Information shown start

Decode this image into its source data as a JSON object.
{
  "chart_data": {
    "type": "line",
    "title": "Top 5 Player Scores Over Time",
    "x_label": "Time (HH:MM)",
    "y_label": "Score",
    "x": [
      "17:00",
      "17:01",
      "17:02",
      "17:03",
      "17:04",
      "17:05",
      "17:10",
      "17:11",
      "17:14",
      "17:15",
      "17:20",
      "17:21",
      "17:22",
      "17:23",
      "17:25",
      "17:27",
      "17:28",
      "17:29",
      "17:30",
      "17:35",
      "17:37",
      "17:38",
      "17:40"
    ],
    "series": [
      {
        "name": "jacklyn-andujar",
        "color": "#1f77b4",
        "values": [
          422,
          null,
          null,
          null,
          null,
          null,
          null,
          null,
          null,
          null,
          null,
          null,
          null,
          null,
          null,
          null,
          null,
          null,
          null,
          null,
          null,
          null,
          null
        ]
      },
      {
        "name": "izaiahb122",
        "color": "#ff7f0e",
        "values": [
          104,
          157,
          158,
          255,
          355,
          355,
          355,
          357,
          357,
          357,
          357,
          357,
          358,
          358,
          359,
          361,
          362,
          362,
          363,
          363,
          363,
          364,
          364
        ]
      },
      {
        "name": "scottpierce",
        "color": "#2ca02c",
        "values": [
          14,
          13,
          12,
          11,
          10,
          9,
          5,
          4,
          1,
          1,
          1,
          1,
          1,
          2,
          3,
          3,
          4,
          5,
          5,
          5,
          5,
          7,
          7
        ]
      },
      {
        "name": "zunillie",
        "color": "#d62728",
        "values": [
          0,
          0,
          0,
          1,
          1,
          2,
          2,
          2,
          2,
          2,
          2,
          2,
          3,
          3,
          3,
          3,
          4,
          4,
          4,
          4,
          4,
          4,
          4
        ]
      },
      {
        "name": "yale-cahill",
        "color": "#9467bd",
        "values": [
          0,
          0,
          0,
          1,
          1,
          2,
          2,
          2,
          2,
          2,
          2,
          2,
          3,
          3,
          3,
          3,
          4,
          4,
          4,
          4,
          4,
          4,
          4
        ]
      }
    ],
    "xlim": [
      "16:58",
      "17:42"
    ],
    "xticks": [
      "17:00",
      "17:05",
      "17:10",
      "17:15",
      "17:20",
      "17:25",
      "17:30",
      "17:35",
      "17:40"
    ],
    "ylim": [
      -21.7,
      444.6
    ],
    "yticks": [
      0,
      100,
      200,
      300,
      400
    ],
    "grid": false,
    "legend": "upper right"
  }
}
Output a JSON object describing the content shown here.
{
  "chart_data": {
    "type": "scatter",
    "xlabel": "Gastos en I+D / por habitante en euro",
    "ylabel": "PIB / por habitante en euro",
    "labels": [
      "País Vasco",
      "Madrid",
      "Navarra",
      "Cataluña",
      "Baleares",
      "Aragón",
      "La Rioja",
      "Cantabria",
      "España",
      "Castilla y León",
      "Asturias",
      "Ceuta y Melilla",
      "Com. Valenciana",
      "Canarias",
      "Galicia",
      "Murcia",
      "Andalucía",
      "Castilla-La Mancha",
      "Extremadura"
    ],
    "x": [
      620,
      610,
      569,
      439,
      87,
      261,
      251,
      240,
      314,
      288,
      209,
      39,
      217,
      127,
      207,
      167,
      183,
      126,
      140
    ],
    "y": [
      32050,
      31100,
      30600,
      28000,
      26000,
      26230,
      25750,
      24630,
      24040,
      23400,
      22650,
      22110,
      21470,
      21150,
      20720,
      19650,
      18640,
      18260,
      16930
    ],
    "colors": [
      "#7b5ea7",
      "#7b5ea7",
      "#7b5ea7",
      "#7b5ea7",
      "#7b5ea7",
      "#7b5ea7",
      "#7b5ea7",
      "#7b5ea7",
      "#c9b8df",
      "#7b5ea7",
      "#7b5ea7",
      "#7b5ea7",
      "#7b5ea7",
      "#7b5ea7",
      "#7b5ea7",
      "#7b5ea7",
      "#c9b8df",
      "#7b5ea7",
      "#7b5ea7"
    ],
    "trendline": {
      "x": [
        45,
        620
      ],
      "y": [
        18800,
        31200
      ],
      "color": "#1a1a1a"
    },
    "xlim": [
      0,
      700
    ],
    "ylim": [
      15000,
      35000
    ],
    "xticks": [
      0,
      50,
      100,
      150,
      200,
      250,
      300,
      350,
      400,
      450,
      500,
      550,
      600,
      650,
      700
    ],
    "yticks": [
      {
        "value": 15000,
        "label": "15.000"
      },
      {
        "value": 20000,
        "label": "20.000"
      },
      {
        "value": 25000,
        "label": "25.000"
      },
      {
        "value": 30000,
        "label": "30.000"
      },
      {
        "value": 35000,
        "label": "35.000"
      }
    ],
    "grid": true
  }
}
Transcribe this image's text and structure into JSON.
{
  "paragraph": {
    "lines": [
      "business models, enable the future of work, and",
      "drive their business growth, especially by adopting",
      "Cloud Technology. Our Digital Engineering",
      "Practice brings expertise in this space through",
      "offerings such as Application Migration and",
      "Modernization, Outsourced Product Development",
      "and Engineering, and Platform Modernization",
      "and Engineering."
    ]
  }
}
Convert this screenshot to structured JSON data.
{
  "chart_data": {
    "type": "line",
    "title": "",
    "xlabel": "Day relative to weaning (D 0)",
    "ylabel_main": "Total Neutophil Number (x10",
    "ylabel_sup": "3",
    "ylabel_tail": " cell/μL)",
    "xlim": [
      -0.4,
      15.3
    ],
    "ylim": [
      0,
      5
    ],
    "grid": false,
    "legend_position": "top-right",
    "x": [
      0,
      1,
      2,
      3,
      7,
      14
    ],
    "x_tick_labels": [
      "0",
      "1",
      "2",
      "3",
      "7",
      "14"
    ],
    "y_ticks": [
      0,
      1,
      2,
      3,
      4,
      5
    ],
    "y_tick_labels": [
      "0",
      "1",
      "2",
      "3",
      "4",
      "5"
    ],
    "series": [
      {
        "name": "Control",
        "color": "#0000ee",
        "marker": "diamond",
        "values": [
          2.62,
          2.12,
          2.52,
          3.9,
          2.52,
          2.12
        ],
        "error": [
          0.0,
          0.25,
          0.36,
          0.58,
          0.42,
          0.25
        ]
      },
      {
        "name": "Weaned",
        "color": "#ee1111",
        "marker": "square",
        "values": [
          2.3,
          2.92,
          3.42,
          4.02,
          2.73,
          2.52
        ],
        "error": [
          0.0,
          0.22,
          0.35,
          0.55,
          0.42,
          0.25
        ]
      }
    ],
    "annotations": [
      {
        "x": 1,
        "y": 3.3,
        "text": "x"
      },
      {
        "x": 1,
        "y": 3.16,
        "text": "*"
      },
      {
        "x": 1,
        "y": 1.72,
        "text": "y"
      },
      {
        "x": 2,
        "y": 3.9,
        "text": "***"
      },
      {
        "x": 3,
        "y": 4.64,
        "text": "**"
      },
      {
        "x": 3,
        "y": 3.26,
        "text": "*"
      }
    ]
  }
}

Information shown end

Gather and return every line that holds the string "image".

Decode this image into its source data as a JSON object.
Transcribe this image's text and structure into JSON.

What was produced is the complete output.